[Stored records]
┌──
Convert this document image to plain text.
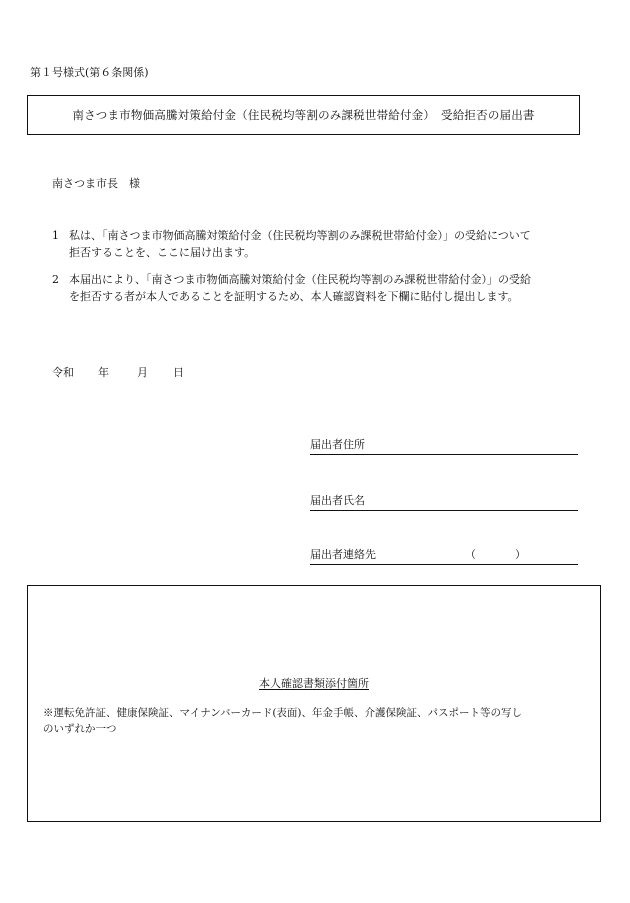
第１号様式(第６条関係)
南さつま市物価高騰対策給付金（住民税均等割のみ課税世帯給付金）　受給拒否の届出書
南さつま市長　様
1 私は、「南さつま市物価高騰対策給付金（住民税均等割のみ課税世帯給付金）」の受給について
拒否することを、ここに届け出ます。
2 本届出により、「南さつま市物価高騰対策給付金（住民税均等割のみ課税世帯給付金）」の受給
を拒否する者が本人であることを証明するため、本人確認資料を下欄に貼付し提出します。
令和 年	月 日
届出者住所
届出者氏名
届出者連絡先	（	）
本人確認書類添付箇所
※運転免許証、健康保険証、マイナンバーカード(表面)、年金手帳、介護保険証、パスポート等の写し
のいずれか一つ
└──
# WRITTEN TASK
Find the word "住民税均等割のみ課税世帯給付金" in the records and pull out each line that has it.

# WRITTEN SOLUTION
南さつま市物価高騰対策給付金（住民税均等割のみ課税世帯給付金）　受給拒否の届出書
1 私は、「南さつま市物価高騰対策給付金（住民税均等割のみ課税世帯給付金）」の受給について
2 本届出により、「南さつま市物価高騰対策給付金（住民税均等割のみ課税世帯給付金）」の受給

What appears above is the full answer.